#### Work to do:
Using the listing below, report all lines holding the word "visit".

Dataset listings of figures:
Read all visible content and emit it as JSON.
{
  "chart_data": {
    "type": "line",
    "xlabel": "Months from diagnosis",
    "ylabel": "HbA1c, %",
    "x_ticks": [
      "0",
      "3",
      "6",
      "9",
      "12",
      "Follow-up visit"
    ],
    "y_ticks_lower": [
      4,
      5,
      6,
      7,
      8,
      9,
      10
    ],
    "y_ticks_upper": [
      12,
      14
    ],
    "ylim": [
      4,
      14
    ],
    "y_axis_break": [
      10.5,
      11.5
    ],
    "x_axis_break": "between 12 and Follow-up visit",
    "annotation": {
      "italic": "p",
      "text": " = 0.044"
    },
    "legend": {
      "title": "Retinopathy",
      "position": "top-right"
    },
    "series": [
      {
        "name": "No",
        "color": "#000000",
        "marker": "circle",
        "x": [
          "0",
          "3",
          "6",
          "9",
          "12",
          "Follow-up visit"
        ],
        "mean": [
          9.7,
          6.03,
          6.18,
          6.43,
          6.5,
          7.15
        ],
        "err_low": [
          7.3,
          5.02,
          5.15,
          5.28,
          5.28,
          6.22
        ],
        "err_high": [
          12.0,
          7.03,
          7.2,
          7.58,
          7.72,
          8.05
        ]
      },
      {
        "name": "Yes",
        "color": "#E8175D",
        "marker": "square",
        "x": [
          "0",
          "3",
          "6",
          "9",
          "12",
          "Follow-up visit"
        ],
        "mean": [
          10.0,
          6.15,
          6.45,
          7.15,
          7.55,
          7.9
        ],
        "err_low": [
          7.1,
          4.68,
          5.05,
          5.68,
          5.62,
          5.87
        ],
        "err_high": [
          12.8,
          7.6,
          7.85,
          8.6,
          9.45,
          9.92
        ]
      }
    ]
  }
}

#### Response:
      "Follow-up visit"
    "x_axis_break": "between 12 and Follow-up visit",
          "Follow-up visit"
          "Follow-up visit"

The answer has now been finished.